LISTED RECORDS
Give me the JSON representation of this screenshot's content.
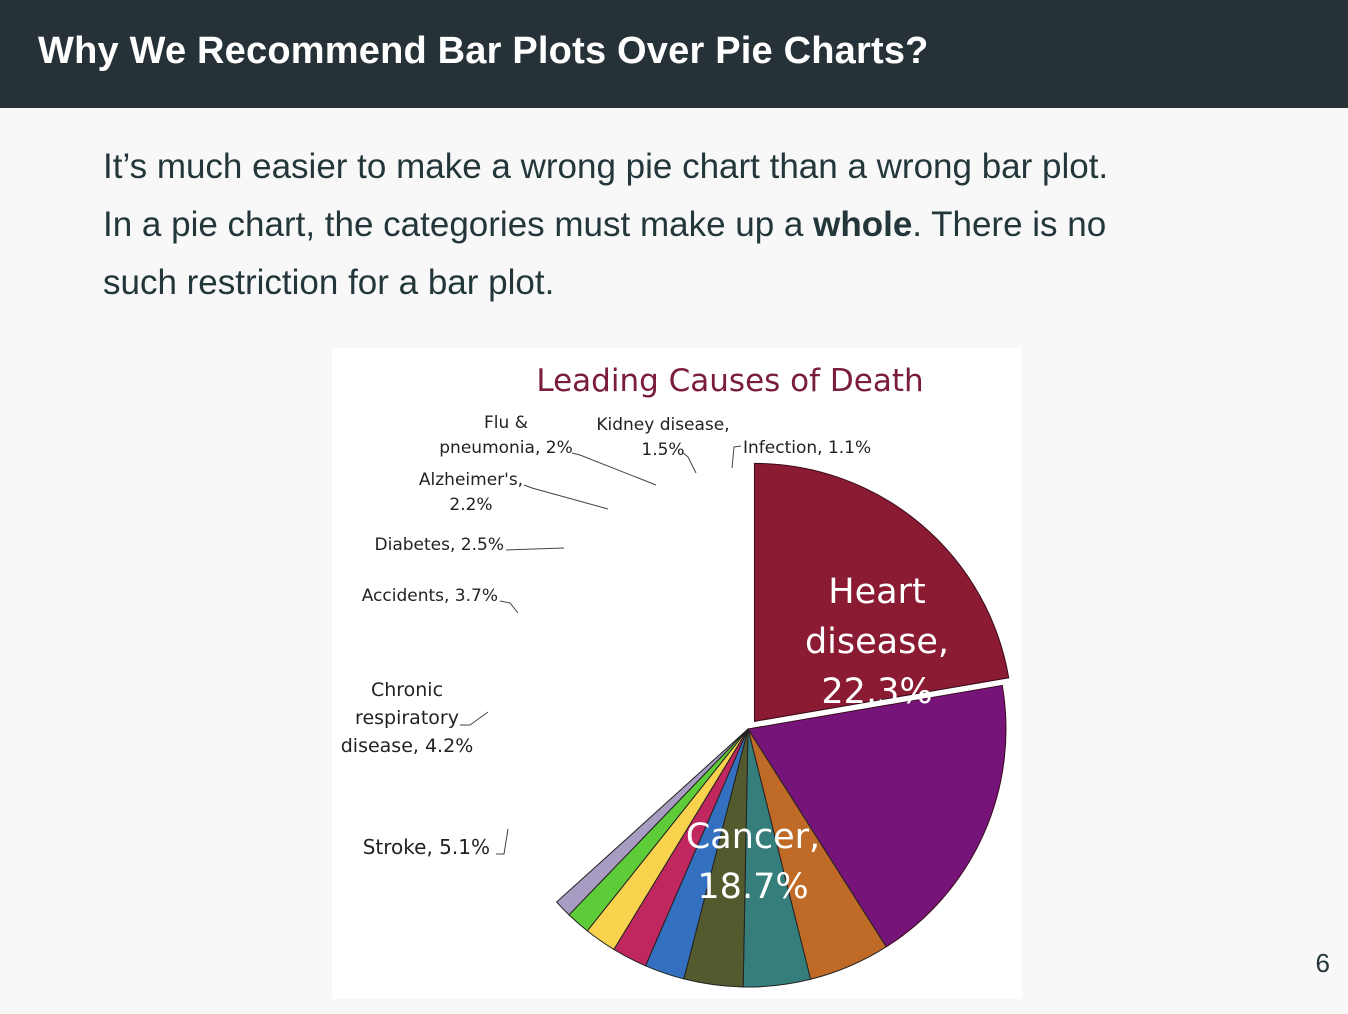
{
  "slide": {
    "title": "Why We Recommend Bar Plots Over Pie Charts?",
    "line1": "It’s much easier to make a wrong pie chart than a wrong bar plot.",
    "line2_before": "In a pie chart, the categories must make up a ",
    "line2_bold": "whole",
    "line2_after": ". There is no",
    "line3": "such restriction for a bar plot.",
    "page_number": "6"
  },
  "chart_data": {
    "type": "pie",
    "title": "Leading Causes of Death",
    "slices": [
      {
        "label": "Heart disease, 22.3%",
        "value": 22.3,
        "color": "#8b1a33"
      },
      {
        "label": "Cancer, 18.7%",
        "value": 18.7,
        "color": "#76147a"
      },
      {
        "label": "Stroke, 5.1%",
        "value": 5.1,
        "color": "#bf6a26"
      },
      {
        "label": "Chronic respiratory disease, 4.2%",
        "value": 4.2,
        "color": "#367e7c"
      },
      {
        "label": "Accidents, 3.7%",
        "value": 3.7,
        "color": "#525a2e"
      },
      {
        "label": "Diabetes, 2.5%",
        "value": 2.5,
        "color": "#3370bf"
      },
      {
        "label": "Alzheimer's, 2.2%",
        "value": 2.2,
        "color": "#c0275f"
      },
      {
        "label": "Flu & pneumonia, 2%",
        "value": 2.0,
        "color": "#f9d34e"
      },
      {
        "label": "Kidney disease, 1.5%",
        "value": 1.5,
        "color": "#5ecb39"
      },
      {
        "label": "Infection, 1.1%",
        "value": 1.1,
        "color": "#a99cc2"
      }
    ]
  }
}
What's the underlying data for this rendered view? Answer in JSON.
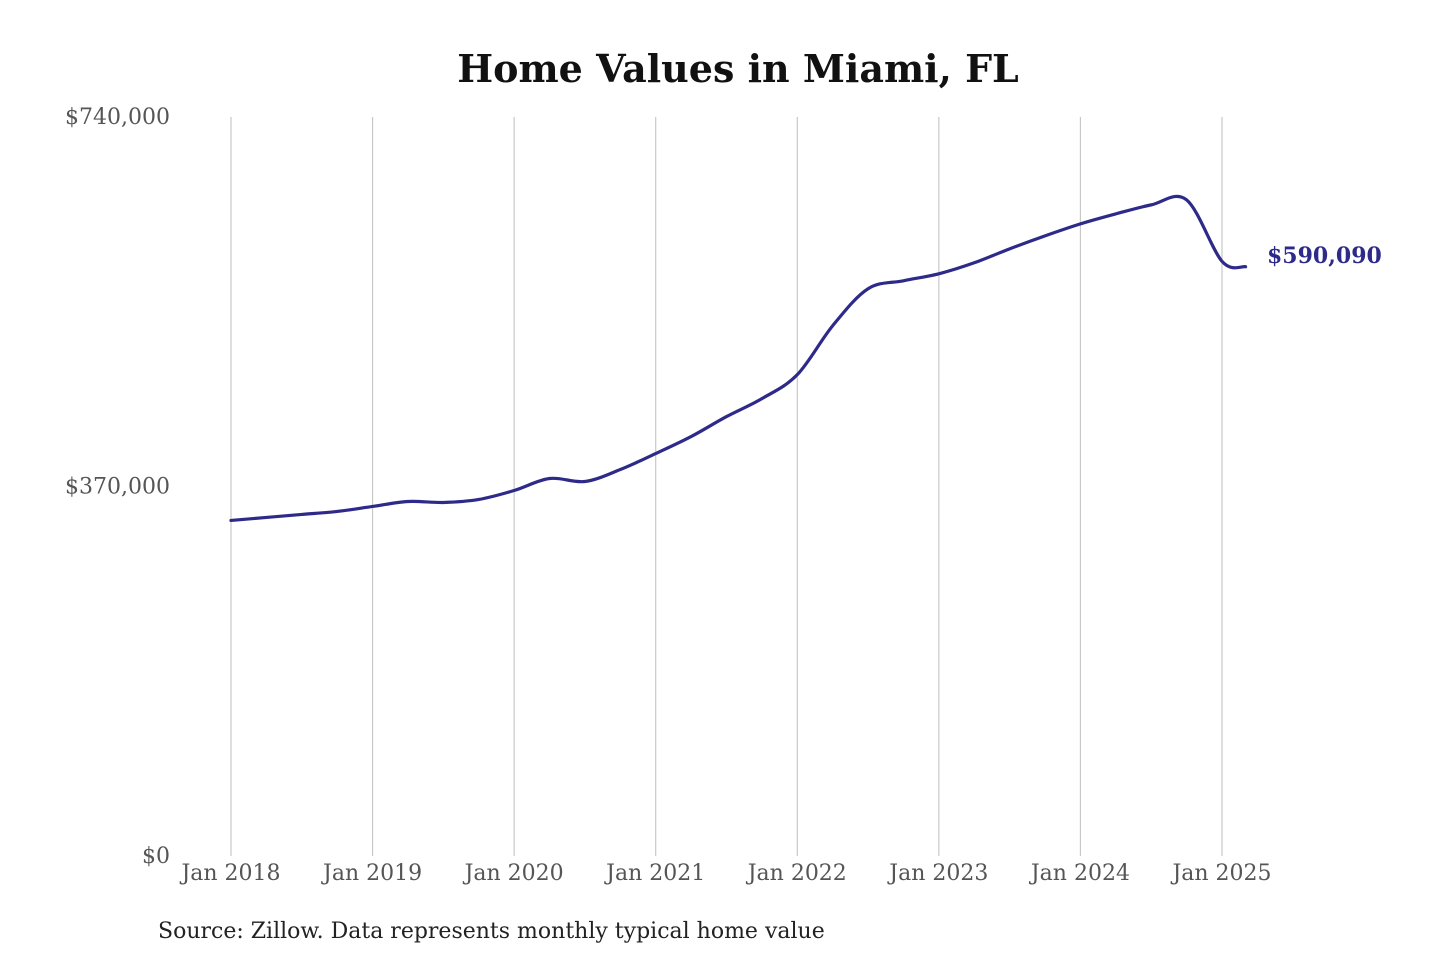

AIM
Only lines with "JSON" are wanted here; list each of them.

RESPONSE TO THIS TASK
Give me the JSON representation of this screenshot's content.
What's the underlying data for this rendered view? Answer in JSON.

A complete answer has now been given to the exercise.